## YOUR TASK
Check each line for the string "name" and give only the count of lines that have it.

## EXERCISE INPUT
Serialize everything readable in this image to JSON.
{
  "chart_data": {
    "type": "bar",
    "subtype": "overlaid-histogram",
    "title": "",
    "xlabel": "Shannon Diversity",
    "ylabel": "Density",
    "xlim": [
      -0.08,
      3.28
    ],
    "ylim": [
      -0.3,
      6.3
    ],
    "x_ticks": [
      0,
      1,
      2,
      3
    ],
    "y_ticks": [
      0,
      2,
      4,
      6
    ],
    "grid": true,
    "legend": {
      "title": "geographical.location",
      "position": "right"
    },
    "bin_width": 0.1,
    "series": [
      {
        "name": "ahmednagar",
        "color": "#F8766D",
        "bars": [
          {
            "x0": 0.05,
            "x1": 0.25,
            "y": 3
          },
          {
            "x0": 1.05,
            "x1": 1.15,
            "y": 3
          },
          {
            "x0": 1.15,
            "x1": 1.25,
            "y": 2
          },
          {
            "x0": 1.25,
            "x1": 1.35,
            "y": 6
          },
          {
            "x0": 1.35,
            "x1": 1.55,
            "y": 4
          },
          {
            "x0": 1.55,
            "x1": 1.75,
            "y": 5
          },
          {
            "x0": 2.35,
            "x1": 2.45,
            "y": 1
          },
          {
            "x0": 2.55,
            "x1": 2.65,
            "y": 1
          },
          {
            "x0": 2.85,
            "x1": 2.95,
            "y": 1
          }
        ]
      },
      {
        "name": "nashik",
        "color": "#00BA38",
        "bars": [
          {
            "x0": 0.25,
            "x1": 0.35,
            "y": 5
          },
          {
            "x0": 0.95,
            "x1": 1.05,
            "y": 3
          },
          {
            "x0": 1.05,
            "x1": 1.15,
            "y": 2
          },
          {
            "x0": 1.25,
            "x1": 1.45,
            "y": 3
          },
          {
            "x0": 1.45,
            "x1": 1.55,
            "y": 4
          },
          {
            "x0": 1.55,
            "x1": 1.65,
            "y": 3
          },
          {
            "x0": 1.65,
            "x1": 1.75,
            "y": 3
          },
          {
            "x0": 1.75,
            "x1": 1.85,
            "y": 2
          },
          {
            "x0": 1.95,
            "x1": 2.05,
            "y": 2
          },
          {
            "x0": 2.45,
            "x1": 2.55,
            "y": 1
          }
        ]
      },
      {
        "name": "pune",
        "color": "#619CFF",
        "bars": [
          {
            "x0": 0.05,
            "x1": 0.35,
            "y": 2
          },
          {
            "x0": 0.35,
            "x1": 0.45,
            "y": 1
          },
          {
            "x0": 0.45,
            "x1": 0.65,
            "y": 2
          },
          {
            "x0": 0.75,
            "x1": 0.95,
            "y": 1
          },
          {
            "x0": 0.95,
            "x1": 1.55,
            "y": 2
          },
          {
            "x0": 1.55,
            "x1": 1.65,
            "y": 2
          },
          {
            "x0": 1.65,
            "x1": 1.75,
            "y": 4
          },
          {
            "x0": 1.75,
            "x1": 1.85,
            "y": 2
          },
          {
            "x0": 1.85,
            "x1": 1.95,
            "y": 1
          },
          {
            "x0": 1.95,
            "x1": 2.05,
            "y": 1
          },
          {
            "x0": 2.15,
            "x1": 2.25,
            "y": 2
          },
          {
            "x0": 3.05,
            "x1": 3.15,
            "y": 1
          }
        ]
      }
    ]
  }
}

## FULL RESPONSE
3